What to work on.
Pictures stay out; everything else in the records below is copied exactly.
START
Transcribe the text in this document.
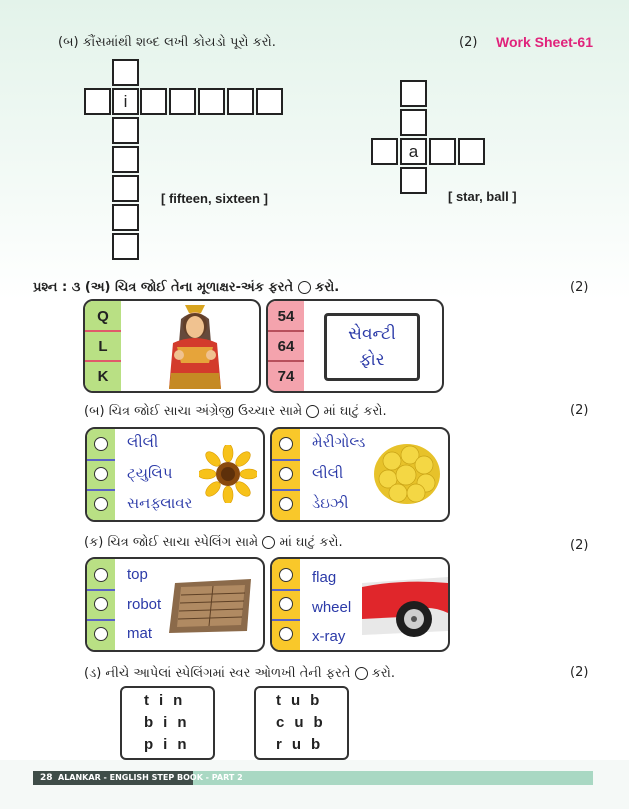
(બ) કૌંસમાંથી શબ્દ લખી કોયડો પૂરો કરો.	(2) Work Sheet-61
i
[ fifteen, sixteen ]
a
[ star, ball ]
પ્રશ્ન : ૩ (અ) ચિત્ર જોઈ તેના મૂળાક્ષર-અંક ફરતે કરો.	(2)
Q
L
K
54
64
74
સેવન્ટી
ફોર
(બ) ચિત્ર જોઈ સાચા અંગ્રેજી ઉચ્ચાર સામે માં ઘાટું કરો.	(2)
લીલી
ટ્યુલિપ
સનફ્લાવર
મેરીગોલ્ડ
લીલી
ડેઇઝી
(ક) ચિત્ર જોઈ સાચા સ્પેલિંગ સામે માં ઘાટું કરો.	(2)
top
robot
mat
flag
wheel
x-ray
(ડ) નીચે આપેલાં સ્પેલિંગમાં સ્વર ઓળખી તેની ફરતે કરો.	(2)
tin
bin
pin
tub
cub
rub
28 ALANKAR - ENGLISH STEP BOOK - PART 2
END
Solution below.
Transcribe the text in this document.
(બ) કૌંસમાંથી શબ્દ લખી કોયડો પૂરો કરો.	(2) Work Sheet-61
i
[ fifteen, sixteen ]
a
[ star, ball ]
પ્રશ્ન : ૩ (અ) ચિત્ર જોઈ તેના મૂળાક્ષર-અંક ફરતે કરો.	(2)
Q
L
K
54
64
74
સેવન્ટી
ફોર
(બ) ચિત્ર જોઈ સાચા અંગ્રેજી ઉચ્ચાર સામે માં ઘાટું કરો.	(2)
લીલી
ટ્યુલિપ
સનફ્લાવર
મેરીગોલ્ડ
લીલી
ડેઇઝી
(ક) ચિત્ર જોઈ સાચા સ્પેલિંગ સામે માં ઘાટું કરો.	(2)
top
robot
mat
flag
wheel
x-ray
(ડ) નીચે આપેલાં સ્પેલિંગમાં સ્વર ઓળખી તેની ફરતે કરો.	(2)
tin
bin
pin
tub
cub
rub
28 ALANKAR - ENGLISH STEP BOOK - PART 2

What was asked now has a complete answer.